GIVEN INSTRUCTION:
Give only one thing: the number of lines that include the word "dias".

ITEMS:
● ● ● ●
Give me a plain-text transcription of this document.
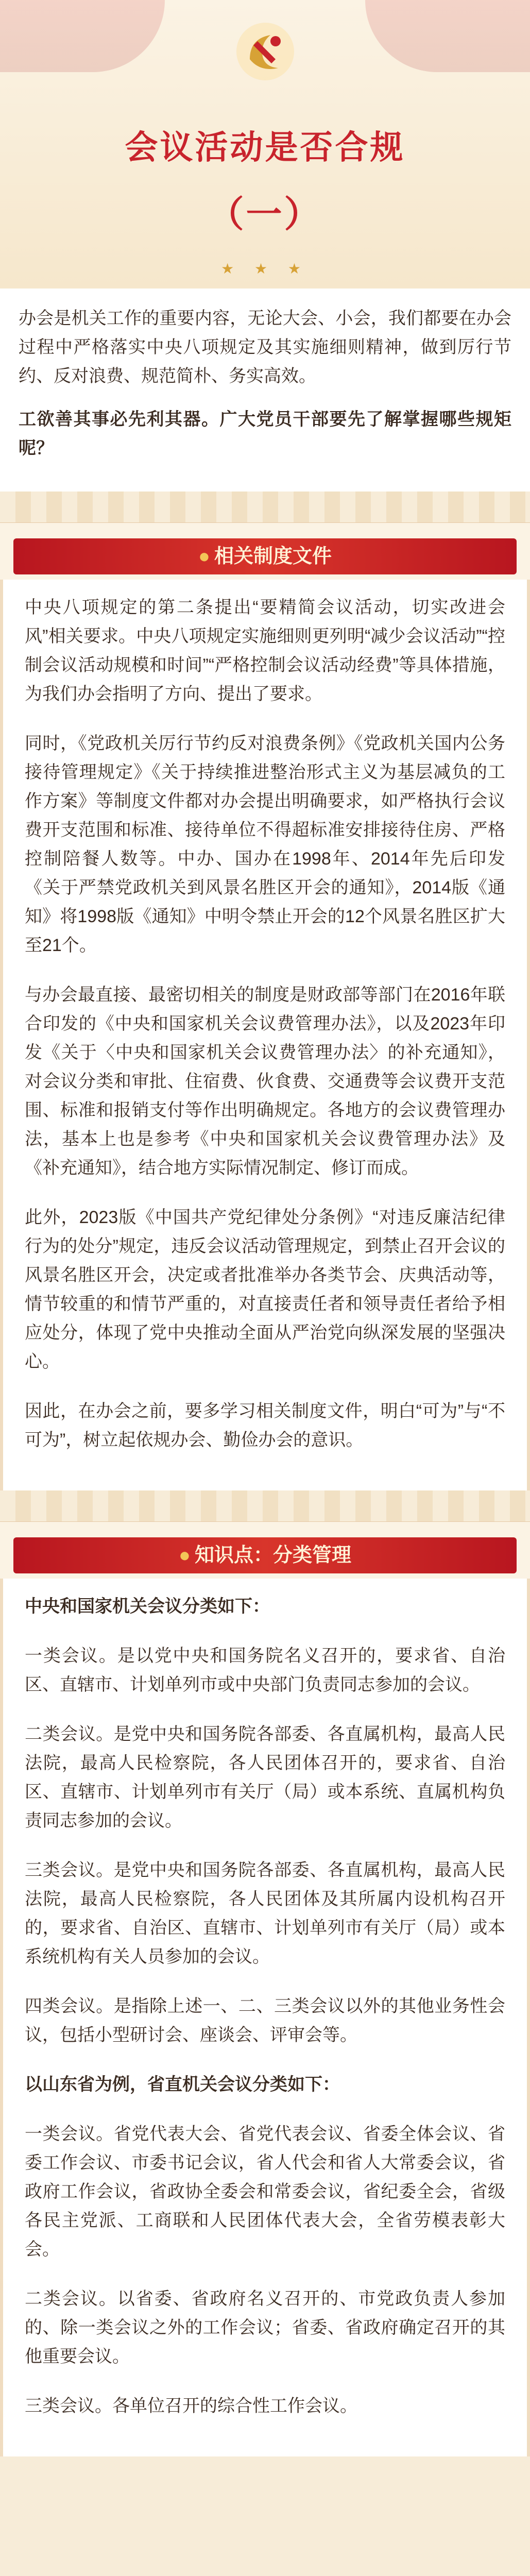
会议活动是否合规
（一）
★ ★ ★

办会是机关工作的重要内容，无论大会、小会，我们都要在办会过程中严格落实中央八项规定及其实施细则精神，做到厉行节约、反对浪费、规范简朴、务实高效。

工欲善其事必先利其器。广大党员干部要先了解掌握哪些规矩呢？

● 相关制度文件

中央八项规定的第二条提出“要精简会议活动，切实改进会风”相关要求。中央八项规定实施细则更列明“减少会议活动”“控制会议活动规模和时间”“严格控制会议活动经费”等具体措施，为我们办会指明了方向、提出了要求。

同时，《党政机关厉行节约反对浪费条例》《党政机关国内公务接待管理规定》《关于持续推进整治形式主义为基层减负的工作方案》等制度文件都对办会提出明确要求，如严格执行会议费开支范围和标准、接待单位不得超标准安排接待住房、严格控制陪餐人数等。中办、国办在1998年、2014年先后印发《关于严禁党政机关到风景名胜区开会的通知》，2014版《通知》将1998版《通知》中明令禁止开会的12个风景名胜区扩大至21个。

与办会最直接、最密切相关的制度是财政部等部门在2016年联合印发的《中央和国家机关会议费管理办法》，以及2023年印发《关于〈中央和国家机关会议费管理办法〉的补充通知》，对会议分类和审批、住宿费、伙食费、交通费等会议费开支范围、标准和报销支付等作出明确规定。各地方的会议费管理办法，基本上也是参考《中央和国家机关会议费管理办法》及《补充通知》，结合地方实际情况制定、修订而成。

此外，2023版《中国共产党纪律处分条例》“对违反廉洁纪律行为的处分”规定，违反会议活动管理规定，到禁止召开会议的风景名胜区开会，决定或者批准举办各类节会、庆典活动等，情节较重的和情节严重的，对直接责任者和领导责任者给予相应处分，体现了党中央推动全面从严治党向纵深发展的坚强决心。

因此，在办会之前，要多学习相关制度文件，明白“可为”与“不可为”，树立起依规办会、勤俭办会的意识。

● 知识点：分类管理

中央和国家机关会议分类如下：

一类会议。是以党中央和国务院名义召开的，要求省、自治区、直辖市、计划单列市或中央部门负责同志参加的会议。

二类会议。是党中央和国务院各部委、各直属机构，最高人民法院，最高人民检察院，各人民团体召开的，要求省、自治区、直辖市、计划单列市有关厅（局）或本系统、直属机构负责同志参加的会议。

三类会议。是党中央和国务院各部委、各直属机构，最高人民法院，最高人民检察院，各人民团体及其所属内设机构召开的，要求省、自治区、直辖市、计划单列市有关厅（局）或本系统机构有关人员参加的会议。

四类会议。是指除上述一、二、三类会议以外的其他业务性会议，包括小型研讨会、座谈会、评审会等。

以山东省为例，省直机关会议分类如下：

一类会议。省党代表大会、省党代表会议、省委全体会议、省委工作会议、市委书记会议，省人代会和省人大常委会议，省政府工作会议，省政协全委会和常委会议，省纪委全会，省级各民主党派、工商联和人民团体代表大会，全省劳模表彰大会。

二类会议。以省委、省政府名义召开的、市党政负责人参加的、除一类会议之外的工作会议；省委、省政府确定召开的其他重要会议。

三类会议。各单位召开的综合性工作会议。
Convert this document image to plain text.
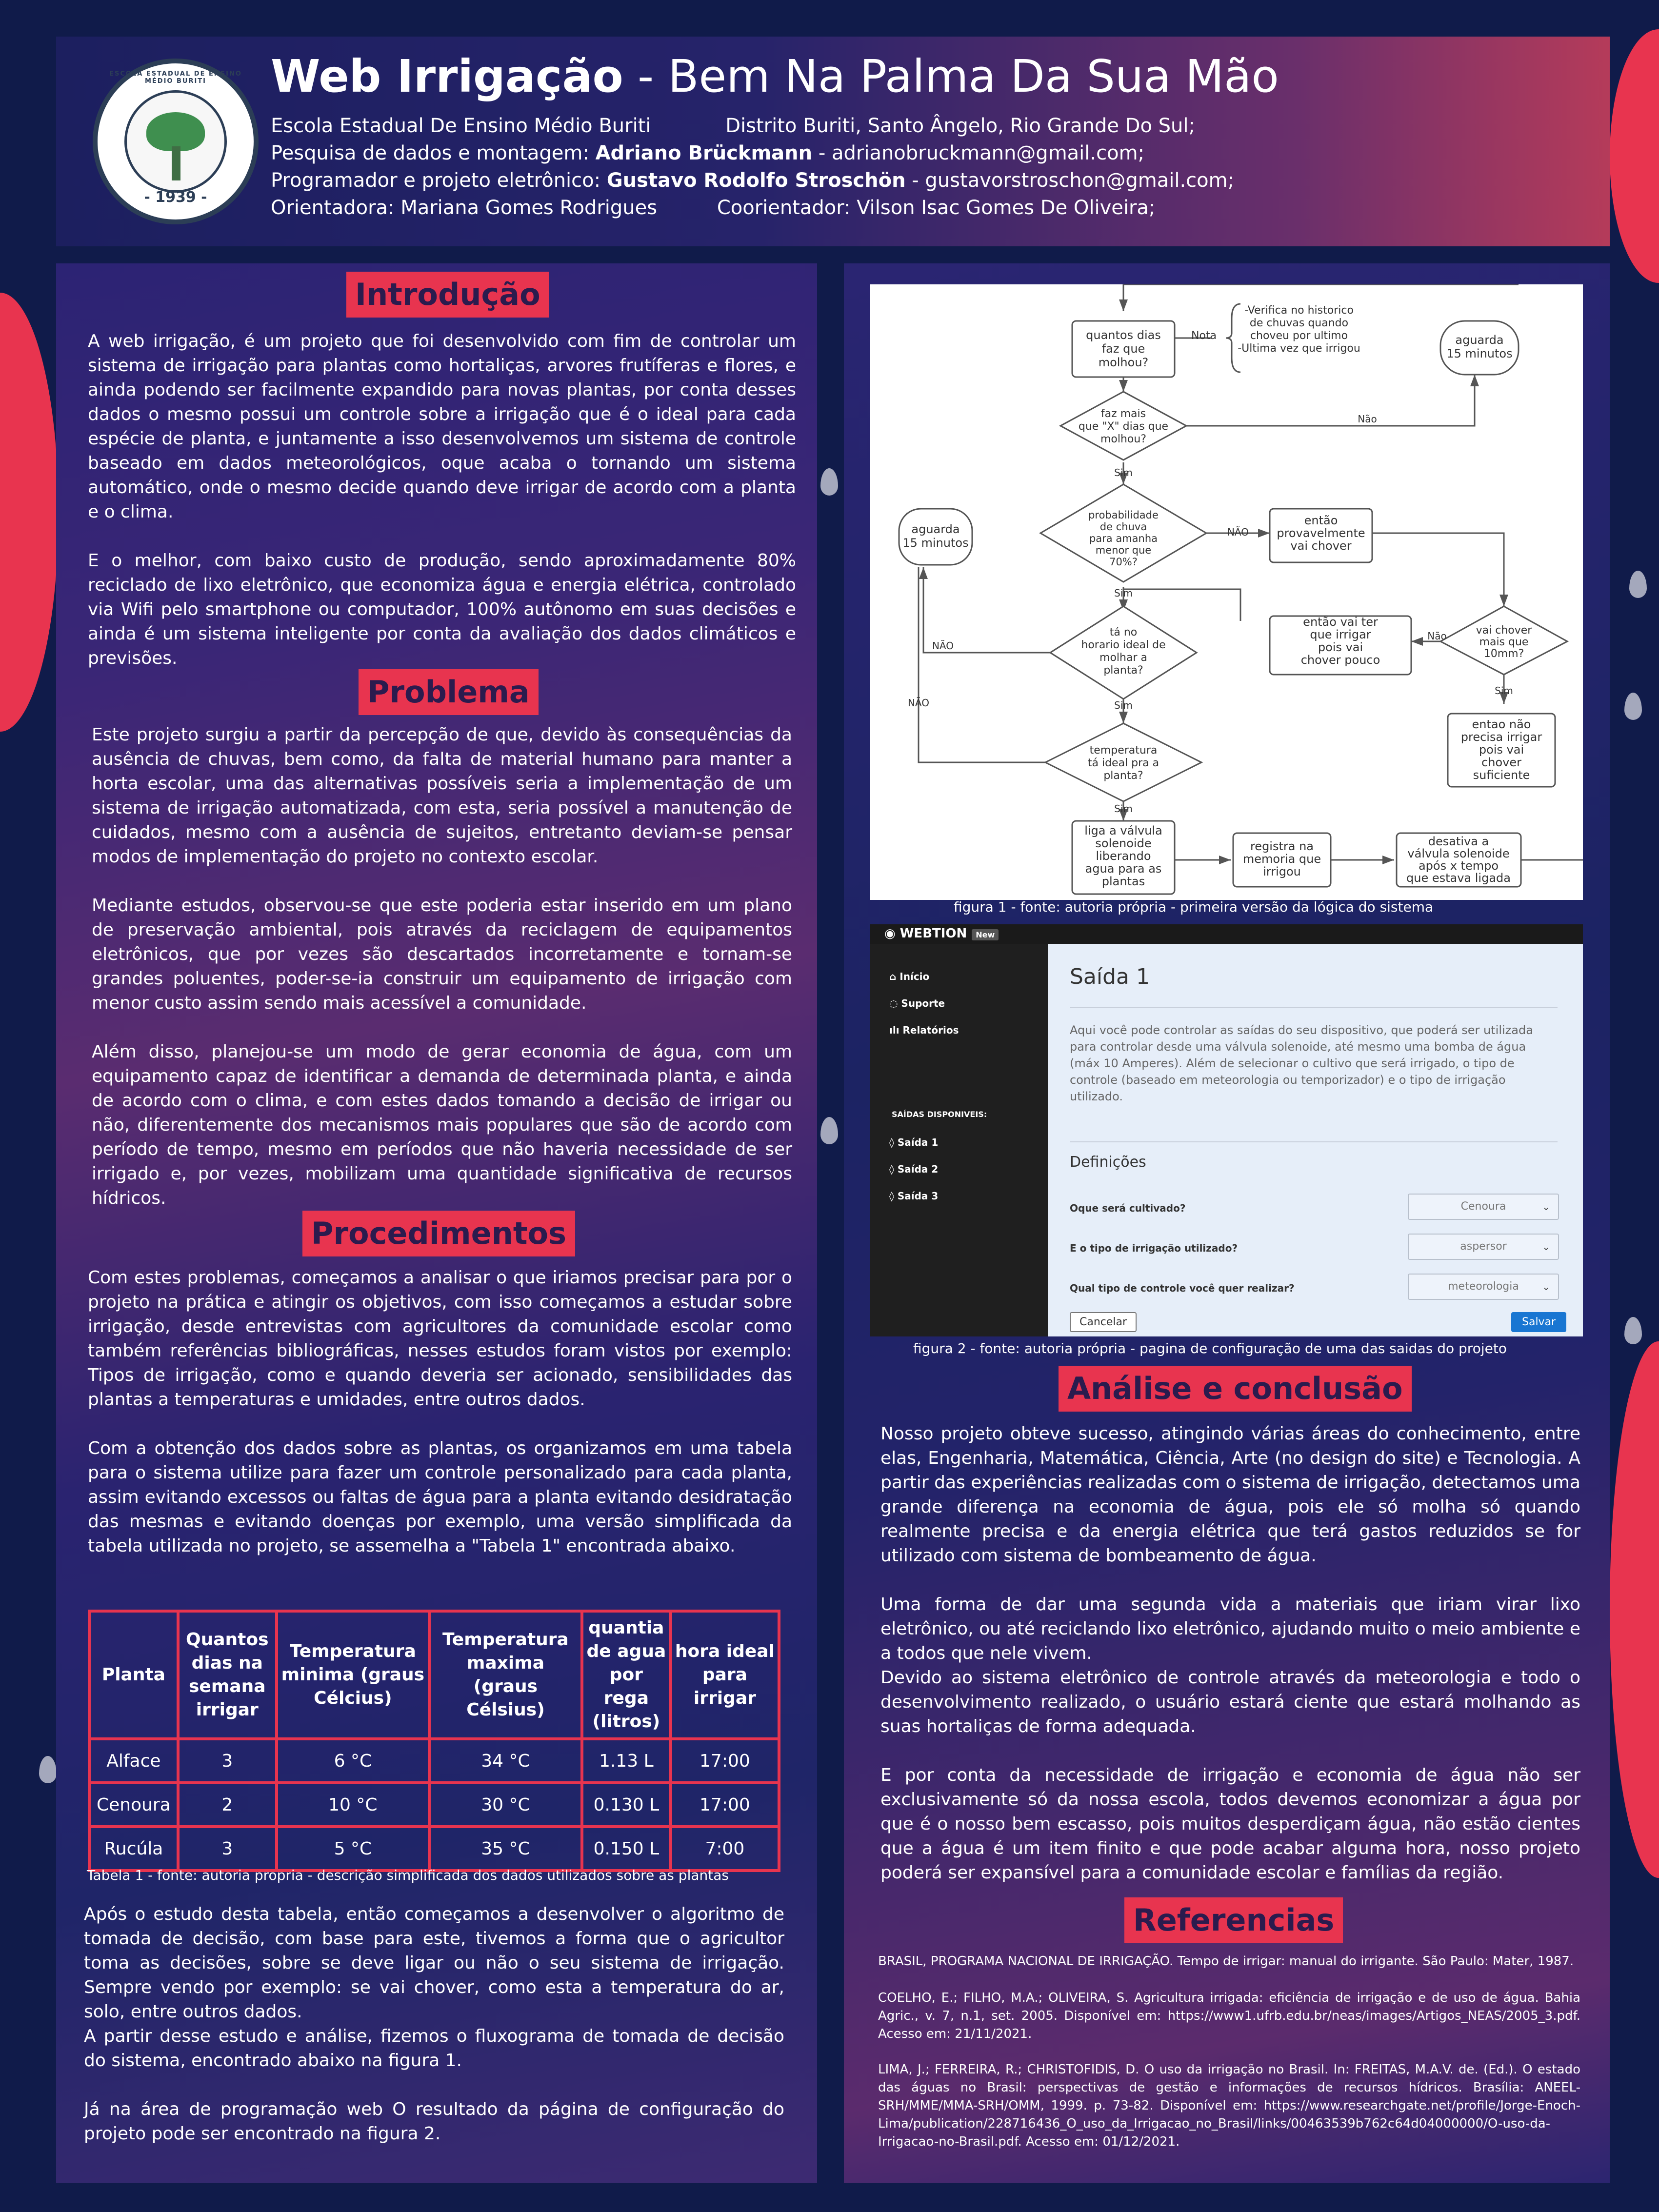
ESCOLA ESTADUAL DE ENSINO MÉDIO BURITI
- 1939 -
Web Irrigação - Bem Na Palma Da Sua Mão
Escola Estadual De Ensino Médio Buriti	Distrito Buriti, Santo Ângelo, Rio Grande Do Sul;
Pesquisa de dados e montagem: Adriano Brückmann - adrianobruckmann@gmail.com;
Programador e projeto eletrônico: Gustavo Rodolfo Stroschön - gustavorstroschon@gmail.com;
Orientadora: Mariana Gomes Rodrigues	Coorientador: Vilson Isac Gomes De Oliveira;
Introdução
A web irrigação, é um projeto que foi desenvolvido com fim de controlar um sistema de irrigação para plantas como hortaliças, arvores frutíferas e flores, e ainda podendo ser facilmente expandido para novas plantas, por conta desses dados o mesmo possui um controle sobre a irrigação que é o ideal para cada espécie de planta, e juntamente a isso desenvolvemos um sistema de controle baseado em dados meteorológicos, oque acaba o tornando um sistema automático, onde o mesmo decide quando deve irrigar de acordo com a planta e o clima.
E o melhor, com baixo custo de produção, sendo aproximadamente 80% reciclado de lixo eletrônico, que economiza água e energia elétrica, controlado via Wifi pelo smartphone ou computador, 100% autônomo em suas decisões e ainda é um sistema inteligente por conta da avaliação dos dados climáticos e previsões.
Problema
Este projeto surgiu a partir da percepção de que, devido às consequências da ausência de chuvas, bem como, da falta de material humano para manter a horta escolar, uma das alternativas possíveis seria a implementação de um sistema de irrigação automatizada, com esta, seria possível a manutenção de cuidados, mesmo com a ausência de sujeitos, entretanto deviam-se pensar modos de implementação do projeto no contexto escolar.
Mediante estudos, observou-se que este poderia estar inserido em um plano de preservação ambiental, pois através da reciclagem de equipamentos eletrônicos, que por vezes são descartados incorretamente e tornam-se grandes poluentes, poder-se-ia construir um equipamento de irrigação com menor custo assim sendo mais acessível a comunidade.
Além disso, planejou-se um modo de gerar economia de água, com um equipamento capaz de identificar a demanda de determinada planta, e ainda de acordo com o clima, e com estes dados tomando a decisão de irrigar ou não, diferentemente dos mecanismos mais populares que são de acordo com período de tempo, mesmo em períodos que não haveria necessidade de ser irrigado e, por vezes, mobilizam uma quantidade significativa de recursos hídricos.
Procedimentos
Com estes problemas, começamos a analisar o que iriamos precisar para por o projeto na prática e atingir os objetivos, com isso começamos a estudar sobre irrigação, desde entrevistas com agricultores da comunidade escolar como também referências bibliográficas, nesses estudos foram vistos por exemplo: Tipos de irrigação, como e quando deveria ser acionado, sensibilidades das plantas a temperaturas e umidades, entre outros dados.
Com a obtenção dos dados sobre as plantas, os organizamos em uma tabela para o sistema utilize para fazer um controle personalizado para cada planta, assim evitando excessos ou faltas de água para a planta evitando desidratação das mesmas e evitando doenças por exemplo, uma versão simplificada da tabela utilizada no projeto, se assemelha a "Tabela 1" encontrada abaixo.
Planta	Quantos dias na semana irrigar	Temperatura minima (graus Célcius)	Temperatura maxima (graus Célsius)	quantia de agua por rega (litros)	hora ideal para irrigar
Alface	3	6 °C	34 °C	1.13 L	17:00
Cenoura	2	10 °C	30 °C	0.130 L	17:00
Rucúla	3	5 °C	35 °C	0.150 L	7:00
Tabela 1 - fonte: autoria propria - descrição simplificada dos dados utilizados sobre as plantas
Após o estudo desta tabela, então começamos a desenvolver o algoritmo de tomada de decisão, com base para este, tivemos a forma que o agricultor toma as decisões, sobre se deve ligar ou não o seu sistema de irrigação. Sempre vendo por exemplo: se vai chover, como esta a temperatura do ar, solo, entre outros dados.
A partir desse estudo e análise, fizemos o fluxograma de tomada de decisão do sistema, encontrado abaixo na figura 1.
Já na área de programação web O resultado da página de configuração do projeto pode ser encontrado na figura 2.
quantos dias
faz que
molhou?
Nota
-Verifica no historico
de chuvas quando
choveu por ultimo
-Ultima vez que irrigou
aguarda
15 minutos
faz mais
que "X" dias que
molhou?
Não
Sim
probabilidade
de chuva
para amanha
menor que
70%?
NÃO
aguarda
15 minutos
então
provavelmente
vai chover
Sim
tá no
horario ideal de
molhar a
planta?
NÃO
então vai ter
que irrigar
pois vai
chover pouco
Não	vai chover
mais que
10mm?
Sim
Sim
NÃO
temperatura
tá ideal pra a
planta?
entao não
precisa irrigar
pois vai
chover
suficiente
Sim
liga a válvula
solenoide
liberando
agua para as
plantas
registra na
memoria que
irrigou
desativa a
válvula solenoide
após x tempo
que estava ligada
figura 1 - fonte: autoria própria - primeira versão da lógica do sistema
◉ WEBTION New
⌂ Início
◌ Suporte
ılı Relatórios
SAÍDAS DISPONIVEIS:
◊ Saída 1
◊ Saída 2
◊ Saída 3
Saída 1
Aqui você pode controlar as saídas do seu dispositivo, que poderá ser utilizada para controlar desde uma válvula solenoide, até mesmo uma bomba de água (máx 10 Amperes). Além de selecionar o cultivo que será irrigado, o tipo de controle (baseado em meteorologia ou temporizador) e o tipo de irrigação utilizado.
Definições
Oque será cultivado?	Cenoura	⌄
E o tipo de irrigação utilizado?	aspersor	⌄
Qual tipo de controle você quer realizar?	meteorologia ⌄
Cancelar	Salvar
figura 2 - fonte: autoria própria - pagina de configuração de uma das saidas do projeto
Análise e conclusão
Nosso projeto obteve sucesso, atingindo várias áreas do conhecimento, entre elas, Engenharia, Matemática, Ciência, Arte (no design do site) e Tecnologia. A partir das experiências realizadas com o sistema de irrigação, detectamos uma grande diferença na economia de água, pois ele só molha só quando realmente precisa e da energia elétrica que terá gastos reduzidos se for utilizado com sistema de bombeamento de água.
Uma forma de dar uma segunda vida a materiais que iriam virar lixo eletrônico, ou até reciclando lixo eletrônico, ajudando muito o meio ambiente e a todos que nele vivem.
Devido ao sistema eletrônico de controle através da meteorologia e todo o desenvolvimento realizado, o usuário estará ciente que estará molhando as suas hortaliças de forma adequada.
E por conta da necessidade de irrigação e economia de água não ser exclusivamente só da nossa escola, todos devemos economizar a água por que é o nosso bem escasso, pois muitos desperdiçam água, não estão cientes que a água é um item finito e que pode acabar alguma hora, nosso projeto poderá ser expansível para a comunidade escolar e famílias da região.
Referencias
BRASIL, PROGRAMA NACIONAL DE IRRIGAÇÃO. Tempo de irrigar: manual do irrigante. São Paulo: Mater, 1987.
COELHO, E.; FILHO, M.A.; OLIVEIRA, S. Agricultura irrigada: eficiência de irrigação e de uso de água. Bahia Agric., v. 7, n.1, set. 2005. Disponível em: https://www1.ufrb.edu.br/neas/images/Artigos_NEAS/2005_3.pdf. Acesso em: 21/11/2021.
LIMA, J.; FERREIRA, R.; CHRISTOFIDIS, D. O uso da irrigação no Brasil. In: FREITAS, M.A.V. de. (Ed.). O estado das águas no Brasil: perspectivas de gestão e informações de recursos hídricos. Brasília: ANEEL-SRH/MME/MMA-SRH/OMM, 1999. p. 73-82. Disponível em: https://www.researchgate.net/profile/Jorge-Enoch-Lima/publication/228716436_O_uso_da_Irrigacao_no_Brasil/links/00463539b762c64d04000000/O-uso-da-Irrigacao-no-Brasil.pdf. Acesso em: 01/12/2021.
● ● ● ●
REPLY TO THE TASK:
3